#### [Given data]
*-*-*
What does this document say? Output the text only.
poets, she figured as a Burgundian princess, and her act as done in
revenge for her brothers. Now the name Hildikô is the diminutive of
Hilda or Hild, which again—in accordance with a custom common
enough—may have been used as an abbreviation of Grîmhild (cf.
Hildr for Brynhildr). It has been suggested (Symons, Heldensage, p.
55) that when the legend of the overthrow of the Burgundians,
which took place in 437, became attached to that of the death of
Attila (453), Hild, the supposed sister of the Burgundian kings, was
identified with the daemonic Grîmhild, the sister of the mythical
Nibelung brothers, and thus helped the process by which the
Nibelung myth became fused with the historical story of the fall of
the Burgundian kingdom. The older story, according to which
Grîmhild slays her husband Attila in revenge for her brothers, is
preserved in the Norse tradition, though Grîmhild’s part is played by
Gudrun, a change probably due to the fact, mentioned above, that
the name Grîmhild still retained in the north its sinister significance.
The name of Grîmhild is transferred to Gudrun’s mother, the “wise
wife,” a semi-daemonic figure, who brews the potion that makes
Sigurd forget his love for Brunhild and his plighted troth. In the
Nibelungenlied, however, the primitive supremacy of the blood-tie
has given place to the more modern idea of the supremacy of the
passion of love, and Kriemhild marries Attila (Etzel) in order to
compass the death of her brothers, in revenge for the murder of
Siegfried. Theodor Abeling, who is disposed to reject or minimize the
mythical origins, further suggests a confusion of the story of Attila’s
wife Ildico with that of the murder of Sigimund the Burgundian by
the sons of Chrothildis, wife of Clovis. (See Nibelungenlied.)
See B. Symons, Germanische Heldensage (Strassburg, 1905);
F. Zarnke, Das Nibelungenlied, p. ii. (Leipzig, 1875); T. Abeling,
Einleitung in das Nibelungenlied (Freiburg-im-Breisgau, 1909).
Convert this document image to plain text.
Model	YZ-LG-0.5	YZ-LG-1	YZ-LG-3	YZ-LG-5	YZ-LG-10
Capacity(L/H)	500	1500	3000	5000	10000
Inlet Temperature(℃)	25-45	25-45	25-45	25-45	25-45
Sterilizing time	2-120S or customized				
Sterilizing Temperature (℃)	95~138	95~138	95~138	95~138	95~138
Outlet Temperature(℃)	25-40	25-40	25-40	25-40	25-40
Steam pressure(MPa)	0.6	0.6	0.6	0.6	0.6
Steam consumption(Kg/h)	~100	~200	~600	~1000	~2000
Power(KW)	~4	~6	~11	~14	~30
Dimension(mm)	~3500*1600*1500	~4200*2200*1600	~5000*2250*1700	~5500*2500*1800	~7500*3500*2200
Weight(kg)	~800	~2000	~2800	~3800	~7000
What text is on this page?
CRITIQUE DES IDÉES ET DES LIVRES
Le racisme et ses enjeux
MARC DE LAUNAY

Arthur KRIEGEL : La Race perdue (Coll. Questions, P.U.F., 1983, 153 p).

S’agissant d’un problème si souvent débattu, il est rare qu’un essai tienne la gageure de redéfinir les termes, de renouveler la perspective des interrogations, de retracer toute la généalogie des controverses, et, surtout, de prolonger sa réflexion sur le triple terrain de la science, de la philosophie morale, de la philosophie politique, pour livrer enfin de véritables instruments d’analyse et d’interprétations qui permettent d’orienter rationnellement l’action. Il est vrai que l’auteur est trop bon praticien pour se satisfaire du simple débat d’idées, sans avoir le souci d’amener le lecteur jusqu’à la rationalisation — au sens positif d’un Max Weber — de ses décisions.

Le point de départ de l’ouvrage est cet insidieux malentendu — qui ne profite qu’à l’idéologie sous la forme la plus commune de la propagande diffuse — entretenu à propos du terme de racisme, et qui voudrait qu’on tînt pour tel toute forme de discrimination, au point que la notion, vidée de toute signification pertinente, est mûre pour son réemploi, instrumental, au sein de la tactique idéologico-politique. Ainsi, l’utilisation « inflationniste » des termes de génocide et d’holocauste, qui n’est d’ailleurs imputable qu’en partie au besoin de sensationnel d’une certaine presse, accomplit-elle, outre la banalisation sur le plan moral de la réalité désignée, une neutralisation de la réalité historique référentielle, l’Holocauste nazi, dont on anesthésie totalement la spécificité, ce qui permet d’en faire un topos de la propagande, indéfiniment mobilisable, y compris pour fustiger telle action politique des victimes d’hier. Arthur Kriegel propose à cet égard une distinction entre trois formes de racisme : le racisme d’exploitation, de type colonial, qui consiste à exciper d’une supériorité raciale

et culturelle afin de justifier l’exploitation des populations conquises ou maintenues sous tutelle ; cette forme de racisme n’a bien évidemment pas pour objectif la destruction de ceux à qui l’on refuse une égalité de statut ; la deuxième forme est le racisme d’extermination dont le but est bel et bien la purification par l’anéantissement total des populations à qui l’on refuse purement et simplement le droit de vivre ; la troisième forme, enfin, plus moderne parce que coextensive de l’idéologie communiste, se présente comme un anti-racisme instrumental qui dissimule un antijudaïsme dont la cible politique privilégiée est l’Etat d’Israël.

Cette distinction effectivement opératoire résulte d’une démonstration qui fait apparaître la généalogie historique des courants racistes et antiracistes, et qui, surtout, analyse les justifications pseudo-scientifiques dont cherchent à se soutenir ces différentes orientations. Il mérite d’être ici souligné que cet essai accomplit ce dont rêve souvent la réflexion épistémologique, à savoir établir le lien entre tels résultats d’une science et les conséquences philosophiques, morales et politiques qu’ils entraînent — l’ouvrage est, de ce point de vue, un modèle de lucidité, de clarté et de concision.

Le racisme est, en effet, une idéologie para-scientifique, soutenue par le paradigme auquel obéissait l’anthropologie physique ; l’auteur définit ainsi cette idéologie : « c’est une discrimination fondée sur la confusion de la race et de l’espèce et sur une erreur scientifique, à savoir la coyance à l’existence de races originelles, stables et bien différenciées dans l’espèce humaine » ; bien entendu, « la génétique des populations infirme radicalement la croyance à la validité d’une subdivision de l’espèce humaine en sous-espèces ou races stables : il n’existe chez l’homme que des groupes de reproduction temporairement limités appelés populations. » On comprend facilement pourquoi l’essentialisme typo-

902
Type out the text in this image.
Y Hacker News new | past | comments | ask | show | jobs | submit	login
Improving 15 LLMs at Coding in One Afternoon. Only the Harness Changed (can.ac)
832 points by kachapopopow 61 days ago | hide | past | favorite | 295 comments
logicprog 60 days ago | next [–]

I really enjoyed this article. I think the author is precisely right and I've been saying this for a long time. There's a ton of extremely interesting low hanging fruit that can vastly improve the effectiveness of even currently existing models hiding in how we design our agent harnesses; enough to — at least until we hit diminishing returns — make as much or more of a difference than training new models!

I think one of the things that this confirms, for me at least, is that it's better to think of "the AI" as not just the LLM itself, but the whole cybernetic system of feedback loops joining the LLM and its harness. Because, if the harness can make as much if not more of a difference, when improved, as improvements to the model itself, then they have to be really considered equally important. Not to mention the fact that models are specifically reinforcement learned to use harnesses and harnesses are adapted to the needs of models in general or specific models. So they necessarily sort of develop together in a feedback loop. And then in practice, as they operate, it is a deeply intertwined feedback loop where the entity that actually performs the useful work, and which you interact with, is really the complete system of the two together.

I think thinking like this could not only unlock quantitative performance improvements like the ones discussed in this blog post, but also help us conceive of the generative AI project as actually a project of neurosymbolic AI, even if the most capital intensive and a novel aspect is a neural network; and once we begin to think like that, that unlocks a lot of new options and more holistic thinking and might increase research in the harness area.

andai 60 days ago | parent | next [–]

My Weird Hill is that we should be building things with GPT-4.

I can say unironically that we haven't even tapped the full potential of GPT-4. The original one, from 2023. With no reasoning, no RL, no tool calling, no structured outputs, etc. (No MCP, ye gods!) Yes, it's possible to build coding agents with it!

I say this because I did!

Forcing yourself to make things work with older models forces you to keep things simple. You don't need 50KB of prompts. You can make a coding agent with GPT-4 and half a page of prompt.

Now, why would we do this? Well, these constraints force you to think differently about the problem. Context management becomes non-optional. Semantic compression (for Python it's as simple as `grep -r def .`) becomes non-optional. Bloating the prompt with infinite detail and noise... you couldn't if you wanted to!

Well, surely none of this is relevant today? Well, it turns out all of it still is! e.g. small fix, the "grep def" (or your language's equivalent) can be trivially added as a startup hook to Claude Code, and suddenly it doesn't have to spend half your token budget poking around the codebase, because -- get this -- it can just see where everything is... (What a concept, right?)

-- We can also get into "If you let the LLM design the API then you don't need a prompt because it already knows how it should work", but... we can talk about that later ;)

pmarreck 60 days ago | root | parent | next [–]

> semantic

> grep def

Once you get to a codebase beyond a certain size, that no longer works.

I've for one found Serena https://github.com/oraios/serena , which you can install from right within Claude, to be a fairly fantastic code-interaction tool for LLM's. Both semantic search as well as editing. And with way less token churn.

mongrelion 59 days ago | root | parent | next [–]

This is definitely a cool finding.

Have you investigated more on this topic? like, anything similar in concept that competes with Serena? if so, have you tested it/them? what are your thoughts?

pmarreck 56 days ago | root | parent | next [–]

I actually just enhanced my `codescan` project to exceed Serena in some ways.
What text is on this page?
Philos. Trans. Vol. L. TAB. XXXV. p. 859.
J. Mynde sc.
*-*-*
#### [What needs to be done]
Take each line containing the string "mythical" and copy it out.

#### [Full answer]
identified with the daemonic Grîmhild, the sister of the mythical
mythical origins, further suggests a confusion of the story of Attila’s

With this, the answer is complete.